======== Record list ========

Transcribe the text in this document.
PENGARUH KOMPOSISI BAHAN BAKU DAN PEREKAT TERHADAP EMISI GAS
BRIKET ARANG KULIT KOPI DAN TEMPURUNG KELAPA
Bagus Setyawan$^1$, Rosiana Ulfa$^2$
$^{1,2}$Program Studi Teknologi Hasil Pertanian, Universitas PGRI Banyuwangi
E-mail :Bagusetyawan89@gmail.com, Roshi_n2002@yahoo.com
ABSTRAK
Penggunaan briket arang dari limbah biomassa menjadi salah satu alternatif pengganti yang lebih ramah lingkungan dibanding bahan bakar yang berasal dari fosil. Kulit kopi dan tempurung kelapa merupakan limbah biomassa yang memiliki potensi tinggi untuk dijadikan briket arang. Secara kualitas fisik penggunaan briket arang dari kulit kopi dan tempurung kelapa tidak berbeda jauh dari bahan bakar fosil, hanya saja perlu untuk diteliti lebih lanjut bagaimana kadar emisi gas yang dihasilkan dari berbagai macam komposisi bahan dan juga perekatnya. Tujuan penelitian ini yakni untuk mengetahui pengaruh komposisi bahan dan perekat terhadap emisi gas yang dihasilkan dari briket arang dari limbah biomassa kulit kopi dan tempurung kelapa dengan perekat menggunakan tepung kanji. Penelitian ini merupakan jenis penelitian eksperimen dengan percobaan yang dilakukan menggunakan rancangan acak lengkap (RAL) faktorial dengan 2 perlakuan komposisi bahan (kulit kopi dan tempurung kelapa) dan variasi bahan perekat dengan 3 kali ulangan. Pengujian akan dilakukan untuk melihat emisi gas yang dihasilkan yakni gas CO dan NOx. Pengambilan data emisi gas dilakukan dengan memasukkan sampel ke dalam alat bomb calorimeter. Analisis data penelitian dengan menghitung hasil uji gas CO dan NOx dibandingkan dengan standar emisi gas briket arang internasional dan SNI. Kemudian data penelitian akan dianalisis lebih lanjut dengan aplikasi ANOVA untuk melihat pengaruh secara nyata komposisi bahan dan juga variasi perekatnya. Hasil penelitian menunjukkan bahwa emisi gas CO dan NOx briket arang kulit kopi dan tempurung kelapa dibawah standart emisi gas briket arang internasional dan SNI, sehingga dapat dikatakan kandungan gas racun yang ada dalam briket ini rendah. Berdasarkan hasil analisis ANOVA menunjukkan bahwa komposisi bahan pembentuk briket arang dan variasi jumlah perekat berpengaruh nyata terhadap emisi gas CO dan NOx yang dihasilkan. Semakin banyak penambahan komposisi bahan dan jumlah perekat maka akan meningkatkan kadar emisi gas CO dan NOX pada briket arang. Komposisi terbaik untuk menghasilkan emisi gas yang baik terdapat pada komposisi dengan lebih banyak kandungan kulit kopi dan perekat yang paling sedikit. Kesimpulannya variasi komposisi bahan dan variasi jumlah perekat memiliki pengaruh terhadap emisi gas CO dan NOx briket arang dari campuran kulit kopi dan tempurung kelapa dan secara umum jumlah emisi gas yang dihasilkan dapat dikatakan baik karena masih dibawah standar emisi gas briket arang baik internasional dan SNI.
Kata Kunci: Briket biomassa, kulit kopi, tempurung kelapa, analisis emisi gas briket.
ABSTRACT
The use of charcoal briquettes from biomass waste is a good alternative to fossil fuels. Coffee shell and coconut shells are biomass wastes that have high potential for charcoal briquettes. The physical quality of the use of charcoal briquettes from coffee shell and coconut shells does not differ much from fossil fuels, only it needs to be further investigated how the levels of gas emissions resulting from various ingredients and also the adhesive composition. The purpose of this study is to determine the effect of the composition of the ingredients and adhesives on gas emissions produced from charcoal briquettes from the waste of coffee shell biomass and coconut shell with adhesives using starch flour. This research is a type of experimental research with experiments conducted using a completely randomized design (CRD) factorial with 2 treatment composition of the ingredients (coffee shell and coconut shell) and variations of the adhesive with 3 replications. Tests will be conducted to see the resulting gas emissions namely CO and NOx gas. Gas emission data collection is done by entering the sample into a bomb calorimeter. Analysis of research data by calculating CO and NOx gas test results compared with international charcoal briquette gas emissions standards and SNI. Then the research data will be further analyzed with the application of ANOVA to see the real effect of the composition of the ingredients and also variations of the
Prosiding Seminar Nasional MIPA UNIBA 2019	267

========

Take the entries above and copy them out exactly.

**Expected output**.
Transcribe the text in this document.
PENGARUH KOMPOSISI BAHAN BAKU DAN PEREKAT TERHADAP EMISI GAS
BRIKET ARANG KULIT KOPI DAN TEMPURUNG KELAPA
Bagus Setyawan$^1$, Rosiana Ulfa$^2$
$^{1,2}$Program Studi Teknologi Hasil Pertanian, Universitas PGRI Banyuwangi
E-mail :Bagusetyawan89@gmail.com, Roshi_n2002@yahoo.com
ABSTRAK
Penggunaan briket arang dari limbah biomassa menjadi salah satu alternatif pengganti yang lebih ramah lingkungan dibanding bahan bakar yang berasal dari fosil. Kulit kopi dan tempurung kelapa merupakan limbah biomassa yang memiliki potensi tinggi untuk dijadikan briket arang. Secara kualitas fisik penggunaan briket arang dari kulit kopi dan tempurung kelapa tidak berbeda jauh dari bahan bakar fosil, hanya saja perlu untuk diteliti lebih lanjut bagaimana kadar emisi gas yang dihasilkan dari berbagai macam komposisi bahan dan juga perekatnya. Tujuan penelitian ini yakni untuk mengetahui pengaruh komposisi bahan dan perekat terhadap emisi gas yang dihasilkan dari briket arang dari limbah biomassa kulit kopi dan tempurung kelapa dengan perekat menggunakan tepung kanji. Penelitian ini merupakan jenis penelitian eksperimen dengan percobaan yang dilakukan menggunakan rancangan acak lengkap (RAL) faktorial dengan 2 perlakuan komposisi bahan (kulit kopi dan tempurung kelapa) dan variasi bahan perekat dengan 3 kali ulangan. Pengujian akan dilakukan untuk melihat emisi gas yang dihasilkan yakni gas CO dan NOx. Pengambilan data emisi gas dilakukan dengan memasukkan sampel ke dalam alat bomb calorimeter. Analisis data penelitian dengan menghitung hasil uji gas CO dan NOx dibandingkan dengan standar emisi gas briket arang internasional dan SNI. Kemudian data penelitian akan dianalisis lebih lanjut dengan aplikasi ANOVA untuk melihat pengaruh secara nyata komposisi bahan dan juga variasi perekatnya. Hasil penelitian menunjukkan bahwa emisi gas CO dan NOx briket arang kulit kopi dan tempurung kelapa dibawah standart emisi gas briket arang internasional dan SNI, sehingga dapat dikatakan kandungan gas racun yang ada dalam briket ini rendah. Berdasarkan hasil analisis ANOVA menunjukkan bahwa komposisi bahan pembentuk briket arang dan variasi jumlah perekat berpengaruh nyata terhadap emisi gas CO dan NOx yang dihasilkan. Semakin banyak penambahan komposisi bahan dan jumlah perekat maka akan meningkatkan kadar emisi gas CO dan NOX pada briket arang. Komposisi terbaik untuk menghasilkan emisi gas yang baik terdapat pada komposisi dengan lebih banyak kandungan kulit kopi dan perekat yang paling sedikit. Kesimpulannya variasi komposisi bahan dan variasi jumlah perekat memiliki pengaruh terhadap emisi gas CO dan NOx briket arang dari campuran kulit kopi dan tempurung kelapa dan secara umum jumlah emisi gas yang dihasilkan dapat dikatakan baik karena masih dibawah standar emisi gas briket arang baik internasional dan SNI.
Kata Kunci: Briket biomassa, kulit kopi, tempurung kelapa, analisis emisi gas briket.
ABSTRACT
The use of charcoal briquettes from biomass waste is a good alternative to fossil fuels. Coffee shell and coconut shells are biomass wastes that have high potential for charcoal briquettes. The physical quality of the use of charcoal briquettes from coffee shell and coconut shells does not differ much from fossil fuels, only it needs to be further investigated how the levels of gas emissions resulting from various ingredients and also the adhesive composition. The purpose of this study is to determine the effect of the composition of the ingredients and adhesives on gas emissions produced from charcoal briquettes from the waste of coffee shell biomass and coconut shell with adhesives using starch flour. This research is a type of experimental research with experiments conducted using a completely randomized design (CRD) factorial with 2 treatment composition of the ingredients (coffee shell and coconut shell) and variations of the adhesive with 3 replications. Tests will be conducted to see the resulting gas emissions namely CO and NOx gas. Gas emission data collection is done by entering the sample into a bomb calorimeter. Analysis of research data by calculating CO and NOx gas test results compared with international charcoal briquette gas emissions standards and SNI. Then the research data will be further analyzed with the application of ANOVA to see the real effect of the composition of the ingredients and also variations of the
Prosiding Seminar Nasional MIPA UNIBA 2019	267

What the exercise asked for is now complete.